简短题目 -> 统计下方数据中包含字符串“REITs”的行数，区分大小写，仅回答数字。

[边界框条目]
○ ○ ○

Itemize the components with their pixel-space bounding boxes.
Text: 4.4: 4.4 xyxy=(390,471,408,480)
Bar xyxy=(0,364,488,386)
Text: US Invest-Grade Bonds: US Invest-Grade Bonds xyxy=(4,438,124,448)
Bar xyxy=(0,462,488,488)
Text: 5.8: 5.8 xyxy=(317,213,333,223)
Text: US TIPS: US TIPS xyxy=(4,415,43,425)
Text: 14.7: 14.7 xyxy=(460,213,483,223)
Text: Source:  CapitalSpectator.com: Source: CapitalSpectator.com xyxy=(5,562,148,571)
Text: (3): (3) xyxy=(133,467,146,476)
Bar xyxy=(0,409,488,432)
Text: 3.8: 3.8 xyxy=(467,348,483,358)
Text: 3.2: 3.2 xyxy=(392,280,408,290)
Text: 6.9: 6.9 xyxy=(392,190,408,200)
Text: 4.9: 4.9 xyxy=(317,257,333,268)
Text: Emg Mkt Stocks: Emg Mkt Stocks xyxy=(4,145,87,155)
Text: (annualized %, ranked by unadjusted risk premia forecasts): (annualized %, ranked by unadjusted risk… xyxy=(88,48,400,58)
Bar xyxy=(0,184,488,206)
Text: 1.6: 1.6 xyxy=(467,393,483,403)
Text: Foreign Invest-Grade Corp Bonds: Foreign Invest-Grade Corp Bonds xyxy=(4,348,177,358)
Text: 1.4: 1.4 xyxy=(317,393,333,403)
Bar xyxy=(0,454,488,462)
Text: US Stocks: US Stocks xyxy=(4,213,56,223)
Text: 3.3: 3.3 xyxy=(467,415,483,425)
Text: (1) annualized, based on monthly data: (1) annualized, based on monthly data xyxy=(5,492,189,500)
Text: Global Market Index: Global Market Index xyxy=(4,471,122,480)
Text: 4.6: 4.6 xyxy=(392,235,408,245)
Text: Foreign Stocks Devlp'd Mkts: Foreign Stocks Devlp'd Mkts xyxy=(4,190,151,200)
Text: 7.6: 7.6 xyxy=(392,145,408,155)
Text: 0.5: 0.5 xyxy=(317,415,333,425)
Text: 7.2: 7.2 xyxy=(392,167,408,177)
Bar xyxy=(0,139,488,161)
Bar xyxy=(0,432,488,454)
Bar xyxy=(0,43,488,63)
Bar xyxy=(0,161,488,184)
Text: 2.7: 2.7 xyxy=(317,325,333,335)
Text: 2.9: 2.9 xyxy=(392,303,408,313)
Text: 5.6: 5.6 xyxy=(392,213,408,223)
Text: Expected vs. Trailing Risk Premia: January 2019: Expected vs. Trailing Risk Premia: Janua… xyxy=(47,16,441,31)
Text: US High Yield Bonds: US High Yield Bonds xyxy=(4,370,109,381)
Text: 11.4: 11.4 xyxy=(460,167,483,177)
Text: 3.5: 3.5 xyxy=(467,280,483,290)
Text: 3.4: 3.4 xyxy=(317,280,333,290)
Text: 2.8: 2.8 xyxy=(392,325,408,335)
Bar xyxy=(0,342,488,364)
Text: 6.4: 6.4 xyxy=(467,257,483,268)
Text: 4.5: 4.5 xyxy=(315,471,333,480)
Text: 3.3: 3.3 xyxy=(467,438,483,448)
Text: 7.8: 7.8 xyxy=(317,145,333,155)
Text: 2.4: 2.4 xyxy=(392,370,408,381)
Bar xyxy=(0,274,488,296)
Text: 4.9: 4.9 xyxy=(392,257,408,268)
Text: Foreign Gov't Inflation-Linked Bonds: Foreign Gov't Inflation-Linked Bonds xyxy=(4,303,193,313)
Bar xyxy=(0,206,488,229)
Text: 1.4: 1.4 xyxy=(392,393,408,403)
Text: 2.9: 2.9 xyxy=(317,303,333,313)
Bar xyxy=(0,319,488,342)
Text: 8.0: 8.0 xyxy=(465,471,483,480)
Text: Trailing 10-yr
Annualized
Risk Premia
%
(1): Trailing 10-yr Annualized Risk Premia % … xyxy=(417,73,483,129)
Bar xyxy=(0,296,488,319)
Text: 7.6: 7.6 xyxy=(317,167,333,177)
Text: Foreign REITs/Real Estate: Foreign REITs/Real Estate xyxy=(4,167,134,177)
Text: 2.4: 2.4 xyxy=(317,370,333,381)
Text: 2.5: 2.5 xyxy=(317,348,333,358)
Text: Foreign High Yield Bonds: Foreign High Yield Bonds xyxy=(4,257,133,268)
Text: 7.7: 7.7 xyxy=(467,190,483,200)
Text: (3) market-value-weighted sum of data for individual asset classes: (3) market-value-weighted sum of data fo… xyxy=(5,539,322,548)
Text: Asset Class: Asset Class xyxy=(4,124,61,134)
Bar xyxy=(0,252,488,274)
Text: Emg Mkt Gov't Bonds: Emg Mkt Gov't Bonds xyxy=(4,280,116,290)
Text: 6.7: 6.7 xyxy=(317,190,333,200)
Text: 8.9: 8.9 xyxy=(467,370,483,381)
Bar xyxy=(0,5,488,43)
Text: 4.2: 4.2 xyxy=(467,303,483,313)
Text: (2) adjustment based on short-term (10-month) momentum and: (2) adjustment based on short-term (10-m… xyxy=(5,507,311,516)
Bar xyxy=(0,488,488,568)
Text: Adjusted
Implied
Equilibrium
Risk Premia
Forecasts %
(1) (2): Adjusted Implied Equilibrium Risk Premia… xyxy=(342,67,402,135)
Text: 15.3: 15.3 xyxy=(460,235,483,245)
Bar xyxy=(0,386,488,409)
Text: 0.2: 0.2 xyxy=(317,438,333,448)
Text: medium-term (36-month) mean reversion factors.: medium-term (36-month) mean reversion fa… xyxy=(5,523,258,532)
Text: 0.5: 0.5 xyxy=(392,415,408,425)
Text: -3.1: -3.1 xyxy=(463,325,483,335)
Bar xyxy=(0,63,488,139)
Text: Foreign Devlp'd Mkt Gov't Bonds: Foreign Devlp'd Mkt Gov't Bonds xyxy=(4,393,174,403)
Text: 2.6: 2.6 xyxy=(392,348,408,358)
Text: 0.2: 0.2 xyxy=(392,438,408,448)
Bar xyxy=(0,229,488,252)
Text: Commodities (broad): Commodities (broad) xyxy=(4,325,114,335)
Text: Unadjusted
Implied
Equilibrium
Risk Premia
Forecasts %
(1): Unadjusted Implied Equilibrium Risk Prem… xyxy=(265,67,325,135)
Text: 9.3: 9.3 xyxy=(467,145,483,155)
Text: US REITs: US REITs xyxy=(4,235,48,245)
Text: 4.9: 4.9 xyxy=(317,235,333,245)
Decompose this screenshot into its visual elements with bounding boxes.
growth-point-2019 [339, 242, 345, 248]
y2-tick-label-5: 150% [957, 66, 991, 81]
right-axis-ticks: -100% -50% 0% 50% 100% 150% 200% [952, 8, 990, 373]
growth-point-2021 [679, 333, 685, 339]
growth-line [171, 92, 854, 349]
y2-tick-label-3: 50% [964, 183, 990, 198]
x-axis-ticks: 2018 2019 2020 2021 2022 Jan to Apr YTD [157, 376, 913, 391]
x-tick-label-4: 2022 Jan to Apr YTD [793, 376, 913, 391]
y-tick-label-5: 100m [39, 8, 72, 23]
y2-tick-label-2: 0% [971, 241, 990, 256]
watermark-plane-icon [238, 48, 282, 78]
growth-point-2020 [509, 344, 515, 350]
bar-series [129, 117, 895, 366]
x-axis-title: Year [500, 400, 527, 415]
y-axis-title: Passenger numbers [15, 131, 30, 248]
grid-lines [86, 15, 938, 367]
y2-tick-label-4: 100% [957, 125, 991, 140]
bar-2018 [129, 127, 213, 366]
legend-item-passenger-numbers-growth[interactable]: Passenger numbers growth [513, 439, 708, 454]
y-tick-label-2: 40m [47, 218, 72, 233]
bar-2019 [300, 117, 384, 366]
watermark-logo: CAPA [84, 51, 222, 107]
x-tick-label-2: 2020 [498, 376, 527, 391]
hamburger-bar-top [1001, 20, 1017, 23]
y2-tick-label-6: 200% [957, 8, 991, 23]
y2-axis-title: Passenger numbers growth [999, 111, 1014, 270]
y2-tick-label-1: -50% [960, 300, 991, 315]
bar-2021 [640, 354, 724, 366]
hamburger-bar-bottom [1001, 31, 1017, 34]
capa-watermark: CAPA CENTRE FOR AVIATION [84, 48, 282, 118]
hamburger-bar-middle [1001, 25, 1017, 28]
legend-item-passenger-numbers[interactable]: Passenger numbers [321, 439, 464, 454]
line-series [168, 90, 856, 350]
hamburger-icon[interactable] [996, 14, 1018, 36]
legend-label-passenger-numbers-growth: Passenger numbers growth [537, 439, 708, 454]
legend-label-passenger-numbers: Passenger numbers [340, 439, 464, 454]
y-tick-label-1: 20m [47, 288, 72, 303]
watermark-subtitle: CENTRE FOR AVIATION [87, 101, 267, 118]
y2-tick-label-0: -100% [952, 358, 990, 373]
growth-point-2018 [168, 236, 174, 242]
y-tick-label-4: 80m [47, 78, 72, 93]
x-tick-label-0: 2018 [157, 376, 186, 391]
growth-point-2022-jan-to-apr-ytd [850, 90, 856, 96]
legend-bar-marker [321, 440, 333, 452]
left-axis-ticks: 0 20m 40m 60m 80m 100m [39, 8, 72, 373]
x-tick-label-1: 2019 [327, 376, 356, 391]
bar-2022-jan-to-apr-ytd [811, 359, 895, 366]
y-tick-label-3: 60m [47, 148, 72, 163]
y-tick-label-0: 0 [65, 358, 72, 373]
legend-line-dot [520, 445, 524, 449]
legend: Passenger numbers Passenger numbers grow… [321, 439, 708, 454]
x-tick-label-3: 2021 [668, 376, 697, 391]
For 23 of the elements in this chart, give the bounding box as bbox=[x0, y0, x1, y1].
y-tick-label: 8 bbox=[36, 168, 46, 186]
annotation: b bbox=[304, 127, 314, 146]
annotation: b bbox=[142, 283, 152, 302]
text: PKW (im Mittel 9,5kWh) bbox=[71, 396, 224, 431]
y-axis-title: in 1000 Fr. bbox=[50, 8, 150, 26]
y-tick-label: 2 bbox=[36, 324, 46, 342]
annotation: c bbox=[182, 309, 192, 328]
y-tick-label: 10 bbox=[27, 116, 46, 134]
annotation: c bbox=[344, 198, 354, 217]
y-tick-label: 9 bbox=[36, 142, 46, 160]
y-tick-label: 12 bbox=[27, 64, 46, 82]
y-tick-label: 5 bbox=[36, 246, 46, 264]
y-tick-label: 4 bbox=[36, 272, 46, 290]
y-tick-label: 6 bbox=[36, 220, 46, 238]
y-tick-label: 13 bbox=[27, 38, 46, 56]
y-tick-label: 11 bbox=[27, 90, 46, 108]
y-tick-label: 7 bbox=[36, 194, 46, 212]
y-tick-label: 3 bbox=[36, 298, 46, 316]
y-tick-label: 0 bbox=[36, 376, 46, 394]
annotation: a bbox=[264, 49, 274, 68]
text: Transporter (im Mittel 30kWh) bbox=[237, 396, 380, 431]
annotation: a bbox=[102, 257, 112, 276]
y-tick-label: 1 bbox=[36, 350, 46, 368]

○ ○ ○

练习解答 -> 2